Set problem
Only the number is wanted: tally the lines below that contain the word "temperature".

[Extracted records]

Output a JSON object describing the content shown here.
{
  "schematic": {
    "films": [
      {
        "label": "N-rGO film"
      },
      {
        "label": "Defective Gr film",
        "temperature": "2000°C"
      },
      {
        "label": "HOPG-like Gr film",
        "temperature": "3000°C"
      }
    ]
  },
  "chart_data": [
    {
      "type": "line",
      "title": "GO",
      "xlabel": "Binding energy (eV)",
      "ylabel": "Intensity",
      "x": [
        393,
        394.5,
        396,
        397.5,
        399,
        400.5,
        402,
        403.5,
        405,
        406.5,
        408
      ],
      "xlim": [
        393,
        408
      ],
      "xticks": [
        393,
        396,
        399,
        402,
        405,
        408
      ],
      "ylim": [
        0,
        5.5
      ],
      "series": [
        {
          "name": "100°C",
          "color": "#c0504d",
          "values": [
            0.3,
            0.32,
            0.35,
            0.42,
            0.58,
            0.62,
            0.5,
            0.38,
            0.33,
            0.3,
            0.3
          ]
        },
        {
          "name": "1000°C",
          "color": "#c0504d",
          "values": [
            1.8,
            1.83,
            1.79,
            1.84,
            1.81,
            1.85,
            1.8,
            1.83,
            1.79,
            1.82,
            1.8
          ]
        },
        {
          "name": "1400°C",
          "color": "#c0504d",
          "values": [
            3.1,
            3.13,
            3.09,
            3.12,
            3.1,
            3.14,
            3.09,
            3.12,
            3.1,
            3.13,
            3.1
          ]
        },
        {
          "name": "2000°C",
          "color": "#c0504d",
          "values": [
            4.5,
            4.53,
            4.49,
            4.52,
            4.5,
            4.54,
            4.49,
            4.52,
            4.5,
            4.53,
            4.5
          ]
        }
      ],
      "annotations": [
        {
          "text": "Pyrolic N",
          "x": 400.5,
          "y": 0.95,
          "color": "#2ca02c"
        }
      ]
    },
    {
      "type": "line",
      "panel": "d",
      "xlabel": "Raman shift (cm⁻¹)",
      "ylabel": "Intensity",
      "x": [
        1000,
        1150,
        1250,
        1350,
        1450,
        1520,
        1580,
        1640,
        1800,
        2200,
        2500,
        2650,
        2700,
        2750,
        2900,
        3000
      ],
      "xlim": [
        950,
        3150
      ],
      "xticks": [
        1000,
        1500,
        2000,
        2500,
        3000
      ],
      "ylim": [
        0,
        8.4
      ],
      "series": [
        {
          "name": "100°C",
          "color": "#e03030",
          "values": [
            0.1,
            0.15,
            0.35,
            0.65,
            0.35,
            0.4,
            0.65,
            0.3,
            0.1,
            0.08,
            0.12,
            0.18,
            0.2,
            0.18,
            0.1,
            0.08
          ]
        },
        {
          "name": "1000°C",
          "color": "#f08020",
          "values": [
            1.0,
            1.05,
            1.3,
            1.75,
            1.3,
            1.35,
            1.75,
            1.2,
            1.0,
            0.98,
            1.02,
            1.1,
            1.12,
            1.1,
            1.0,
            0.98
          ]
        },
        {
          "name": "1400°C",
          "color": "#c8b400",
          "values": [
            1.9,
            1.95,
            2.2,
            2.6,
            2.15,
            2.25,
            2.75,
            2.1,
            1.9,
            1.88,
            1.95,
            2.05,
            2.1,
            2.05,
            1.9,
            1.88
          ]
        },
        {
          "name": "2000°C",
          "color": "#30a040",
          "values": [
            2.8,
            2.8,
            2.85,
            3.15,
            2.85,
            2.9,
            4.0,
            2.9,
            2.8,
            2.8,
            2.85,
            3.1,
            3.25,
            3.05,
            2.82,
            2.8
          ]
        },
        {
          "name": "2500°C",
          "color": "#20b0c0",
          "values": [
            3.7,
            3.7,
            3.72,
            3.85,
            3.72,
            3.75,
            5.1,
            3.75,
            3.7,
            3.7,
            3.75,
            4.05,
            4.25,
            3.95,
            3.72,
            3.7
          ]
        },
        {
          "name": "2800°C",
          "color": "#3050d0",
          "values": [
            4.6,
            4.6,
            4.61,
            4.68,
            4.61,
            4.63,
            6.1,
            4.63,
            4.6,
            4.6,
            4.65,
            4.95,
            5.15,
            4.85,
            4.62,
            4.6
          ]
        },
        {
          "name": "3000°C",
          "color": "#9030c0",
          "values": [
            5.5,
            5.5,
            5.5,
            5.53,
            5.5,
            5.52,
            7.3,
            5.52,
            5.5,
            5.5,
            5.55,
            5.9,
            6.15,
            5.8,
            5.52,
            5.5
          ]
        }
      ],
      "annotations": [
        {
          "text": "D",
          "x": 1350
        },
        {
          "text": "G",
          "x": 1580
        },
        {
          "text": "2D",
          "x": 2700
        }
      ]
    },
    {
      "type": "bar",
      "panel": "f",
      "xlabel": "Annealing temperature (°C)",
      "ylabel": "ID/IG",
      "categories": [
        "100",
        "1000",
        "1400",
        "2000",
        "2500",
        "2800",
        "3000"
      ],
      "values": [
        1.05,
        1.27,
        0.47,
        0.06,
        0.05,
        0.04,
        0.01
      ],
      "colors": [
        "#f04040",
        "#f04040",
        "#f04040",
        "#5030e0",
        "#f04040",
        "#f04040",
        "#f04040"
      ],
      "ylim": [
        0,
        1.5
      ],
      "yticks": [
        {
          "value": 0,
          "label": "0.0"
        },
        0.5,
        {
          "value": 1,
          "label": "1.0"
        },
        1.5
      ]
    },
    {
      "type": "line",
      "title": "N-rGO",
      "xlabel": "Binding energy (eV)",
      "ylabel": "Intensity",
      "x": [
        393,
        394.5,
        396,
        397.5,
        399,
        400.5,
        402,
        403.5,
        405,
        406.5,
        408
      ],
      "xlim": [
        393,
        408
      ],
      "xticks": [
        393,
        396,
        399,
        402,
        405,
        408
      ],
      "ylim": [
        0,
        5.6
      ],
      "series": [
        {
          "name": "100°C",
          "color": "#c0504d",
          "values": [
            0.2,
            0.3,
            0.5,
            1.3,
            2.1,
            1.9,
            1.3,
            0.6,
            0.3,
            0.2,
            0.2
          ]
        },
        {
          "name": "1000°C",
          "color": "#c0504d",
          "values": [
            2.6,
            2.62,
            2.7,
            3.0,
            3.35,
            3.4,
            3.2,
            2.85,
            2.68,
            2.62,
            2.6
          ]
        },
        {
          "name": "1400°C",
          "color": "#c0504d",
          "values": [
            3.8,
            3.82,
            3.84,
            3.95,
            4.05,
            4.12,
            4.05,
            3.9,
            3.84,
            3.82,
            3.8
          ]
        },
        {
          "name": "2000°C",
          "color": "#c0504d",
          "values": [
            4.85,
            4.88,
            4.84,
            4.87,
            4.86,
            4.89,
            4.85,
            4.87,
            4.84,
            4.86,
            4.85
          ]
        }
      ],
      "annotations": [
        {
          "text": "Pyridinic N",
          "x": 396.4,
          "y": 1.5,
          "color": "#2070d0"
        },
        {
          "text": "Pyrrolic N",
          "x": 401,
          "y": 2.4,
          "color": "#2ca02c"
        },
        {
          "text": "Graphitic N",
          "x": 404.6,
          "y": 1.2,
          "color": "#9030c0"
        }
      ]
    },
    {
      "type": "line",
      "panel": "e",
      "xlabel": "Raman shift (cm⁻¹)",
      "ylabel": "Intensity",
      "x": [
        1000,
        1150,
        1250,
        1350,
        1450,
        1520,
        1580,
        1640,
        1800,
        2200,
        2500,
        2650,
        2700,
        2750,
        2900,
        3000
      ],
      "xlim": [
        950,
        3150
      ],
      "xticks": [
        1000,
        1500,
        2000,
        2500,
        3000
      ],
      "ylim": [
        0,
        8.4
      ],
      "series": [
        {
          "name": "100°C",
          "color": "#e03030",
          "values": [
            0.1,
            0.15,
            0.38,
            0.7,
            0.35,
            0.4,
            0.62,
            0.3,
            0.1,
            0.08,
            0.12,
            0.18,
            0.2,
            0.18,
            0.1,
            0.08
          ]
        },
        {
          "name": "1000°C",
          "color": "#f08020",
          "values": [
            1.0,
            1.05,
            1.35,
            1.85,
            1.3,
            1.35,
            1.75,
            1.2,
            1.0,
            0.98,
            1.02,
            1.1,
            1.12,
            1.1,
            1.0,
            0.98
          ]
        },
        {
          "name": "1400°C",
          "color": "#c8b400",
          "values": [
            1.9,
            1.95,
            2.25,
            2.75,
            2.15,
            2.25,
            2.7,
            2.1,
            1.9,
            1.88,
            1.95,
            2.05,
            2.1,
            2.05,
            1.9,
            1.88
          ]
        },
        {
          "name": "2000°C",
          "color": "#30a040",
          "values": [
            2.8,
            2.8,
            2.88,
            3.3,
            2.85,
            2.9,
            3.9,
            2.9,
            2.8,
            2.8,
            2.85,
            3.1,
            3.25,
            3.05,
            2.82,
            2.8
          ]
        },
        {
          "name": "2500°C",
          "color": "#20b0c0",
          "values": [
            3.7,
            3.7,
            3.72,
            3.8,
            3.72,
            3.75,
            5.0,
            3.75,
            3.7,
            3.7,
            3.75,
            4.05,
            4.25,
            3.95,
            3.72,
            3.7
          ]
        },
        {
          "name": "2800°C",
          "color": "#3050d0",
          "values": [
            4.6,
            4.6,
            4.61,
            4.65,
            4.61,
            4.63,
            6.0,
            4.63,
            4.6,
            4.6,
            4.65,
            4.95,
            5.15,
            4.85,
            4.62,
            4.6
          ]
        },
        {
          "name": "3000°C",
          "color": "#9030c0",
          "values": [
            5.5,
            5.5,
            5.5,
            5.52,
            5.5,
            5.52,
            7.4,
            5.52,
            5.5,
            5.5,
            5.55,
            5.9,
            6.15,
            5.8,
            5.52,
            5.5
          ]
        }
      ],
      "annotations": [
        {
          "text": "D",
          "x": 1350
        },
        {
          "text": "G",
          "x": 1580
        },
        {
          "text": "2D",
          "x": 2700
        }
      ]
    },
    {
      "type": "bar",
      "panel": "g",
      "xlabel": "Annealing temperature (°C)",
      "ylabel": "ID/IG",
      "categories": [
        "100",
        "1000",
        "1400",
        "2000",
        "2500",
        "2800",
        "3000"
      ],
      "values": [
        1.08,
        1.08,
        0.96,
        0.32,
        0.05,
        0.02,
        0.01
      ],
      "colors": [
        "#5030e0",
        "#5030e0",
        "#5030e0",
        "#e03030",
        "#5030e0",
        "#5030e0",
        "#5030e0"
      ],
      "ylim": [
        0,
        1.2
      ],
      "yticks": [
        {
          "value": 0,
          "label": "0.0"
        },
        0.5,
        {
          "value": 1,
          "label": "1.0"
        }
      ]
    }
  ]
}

Expected answer
4